— begin —

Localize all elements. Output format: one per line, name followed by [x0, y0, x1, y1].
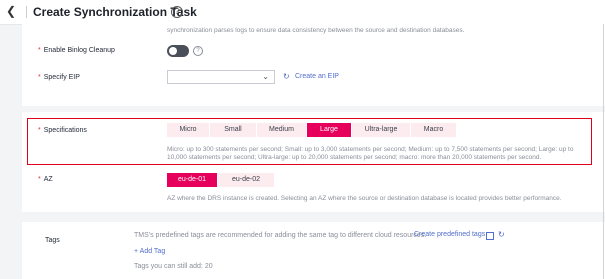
tags-remaining: Tags you can still add: 20: [134, 263, 213, 270]
az-hint: AZ where the DRS instance is created. Se…: [167, 195, 562, 202]
specifications-label: * Specifications: [38, 127, 87, 134]
spec-option-large[interactable]: Large: [307, 123, 351, 137]
binlog-toggle[interactable]: [167, 45, 189, 57]
network-card: [22, 24, 605, 106]
az-option-eu-de-01[interactable]: eu-de-01: [167, 173, 217, 187]
help-icon[interactable]: ?: [171, 6, 183, 18]
spec-option-micro[interactable]: Micro: [167, 123, 209, 137]
scrollbar-track: [603, 24, 604, 279]
spec-option-medium[interactable]: Medium: [257, 123, 306, 137]
eip-select[interactable]: ⌄: [167, 70, 275, 84]
refresh-icon[interactable]: ↻: [283, 72, 290, 81]
divider: [26, 6, 27, 18]
binlog-help-icon[interactable]: ?: [193, 46, 203, 56]
spec-option-macro[interactable]: Macro: [411, 123, 456, 137]
create-predefined-tags-link[interactable]: Create predefined tags: [414, 231, 485, 238]
eip-label: * Specify EIP: [38, 74, 80, 81]
top-bar: ❮ Create Synchronization Task ?: [0, 0, 605, 25]
chevron-down-icon: ⌄: [262, 72, 269, 81]
spec-hint-line2: 10,000 statements per second; Ultra-larg…: [167, 154, 542, 161]
sync-hint: synchronization parses logs to ensure da…: [167, 27, 465, 34]
az-option-eu-de-02[interactable]: eu-de-02: [218, 173, 274, 187]
az-label: * AZ: [38, 176, 53, 183]
create-eip-link[interactable]: Create an EIP: [295, 73, 339, 80]
spec-option-small[interactable]: Small: [210, 123, 256, 137]
external-link-icon[interactable]: [486, 232, 494, 240]
binlog-label: * Enable Binlog Cleanup: [38, 47, 115, 54]
add-tag-button[interactable]: + Add Tag: [134, 248, 165, 255]
spec-option-ultra-large[interactable]: Ultra-large: [352, 123, 410, 137]
tags-hint: TMS's predefined tags are recommended fo…: [134, 232, 427, 239]
tags-label: Tags: [45, 237, 60, 244]
back-arrow-icon[interactable]: ❮: [6, 4, 16, 18]
refresh-tags-icon[interactable]: ↻: [498, 230, 505, 239]
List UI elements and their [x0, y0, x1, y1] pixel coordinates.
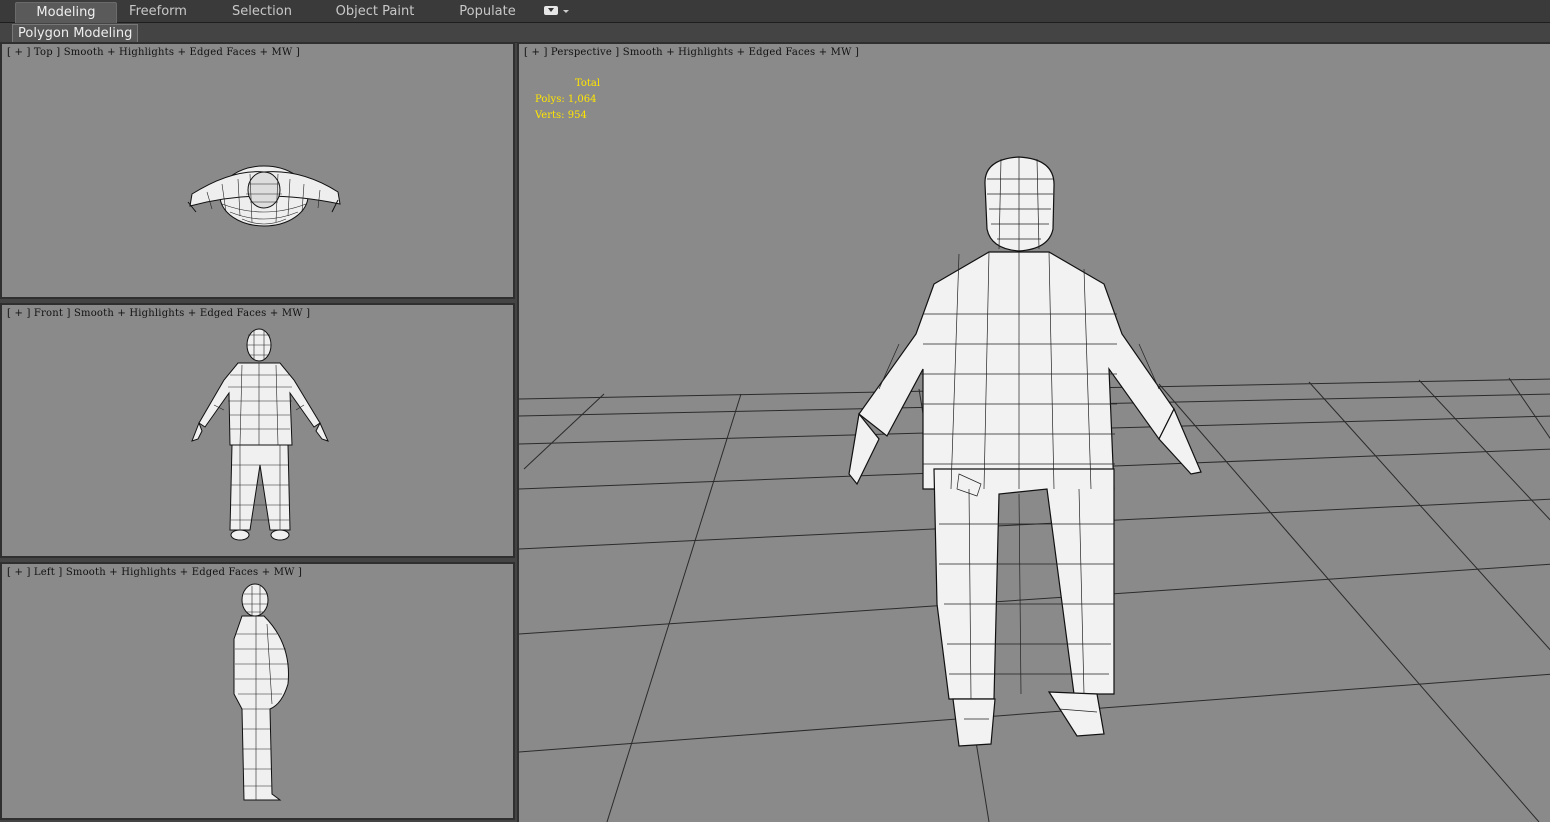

— end —

WHAT YOU NEED TO DO:
Give every line of the records above as a JSON list of strings, one string per line, skipping blank lines and leaving out the pictures.

TASK RESPONSE:
[
  "Localize all elements. Output format: one per line, name followed by [x0, y0, x1, y1].",
  "tags-remaining: Tags you can still add: 20: [134, 263, 213, 270]",
  "az-hint: AZ where the DRS instance is created. Se…: [167, 195, 562, 202]",
  "specifications-label: * Specifications: [38, 127, 87, 134]",
  "spec-option-large[interactable]: Large: [307, 123, 351, 137]",
  "binlog-toggle[interactable]: [167, 45, 189, 57]",
  "network-card: [22, 24, 605, 106]",
  "az-option-eu-de-01[interactable]: eu-de-01: [167, 173, 217, 187]",
  "help-icon[interactable]: ?: [171, 6, 183, 18]",
  "spec-option-micro[interactable]: Micro: [167, 123, 209, 137]",
  "scrollbar-track: [603, 24, 604, 279]",
  "spec-option-medium[interactable]: Medium: [257, 123, 306, 137]",
  "eip-select[interactable]: ⌄: [167, 70, 275, 84]",
  "refresh-icon[interactable]: ↻: [283, 72, 290, 81]",
  "divider: [26, 6, 27, 18]",
  "binlog-help-icon[interactable]: ?: [193, 46, 203, 56]",
  "spec-option-macro[interactable]: Macro: [411, 123, 456, 137]",
  "create-predefined-tags-link[interactable]: Create predefined tags: [414, 231, 485, 238]",
  "eip-label: * Specify EIP: [38, 74, 80, 81]",
  "top-bar: ❮ Create Synchronization Task ?: [0, 0, 605, 25]",
  "chevron-down-icon: ⌄: [262, 72, 269, 81]",
  "spec-hint-line2: 10,000 statements per second; Ultra-larg…: [167, 154, 542, 161]",
  "sync-hint: synchronization parses logs to ensure da…: [167, 27, 465, 34]",
  "az-option-eu-de-02[interactable]: eu-de-02: [218, 173, 274, 187]",
  "az-label: * AZ: [38, 176, 53, 183]",
  "create-eip-link[interactable]: Create an EIP: [295, 73, 339, 80]",
  "spec-option-small[interactable]: Small: [210, 123, 256, 137]",
  "external-link-icon[interactable]: [486, 232, 494, 240]",
  "binlog-label: * Enable Binlog Cleanup: [38, 47, 115, 54]",
  "add-tag-button[interactable]: + Add Tag: [134, 248, 165, 255]",
  "spec-option-ultra-large[interactable]: Ultra-large: [352, 123, 410, 137]",
  "tags-hint: TMS's predefined tags are recommended fo…: [134, 232, 427, 239]",
  "tags-label: Tags: [45, 237, 60, 244]",
  "back-arrow-icon[interactable]: ❮: [6, 4, 16, 18]",
  "refresh-tags-icon[interactable]: ↻: [498, 230, 505, 239]",
  "List UI elements and their [x0, y0, x1, y1] pixel coordinates."
]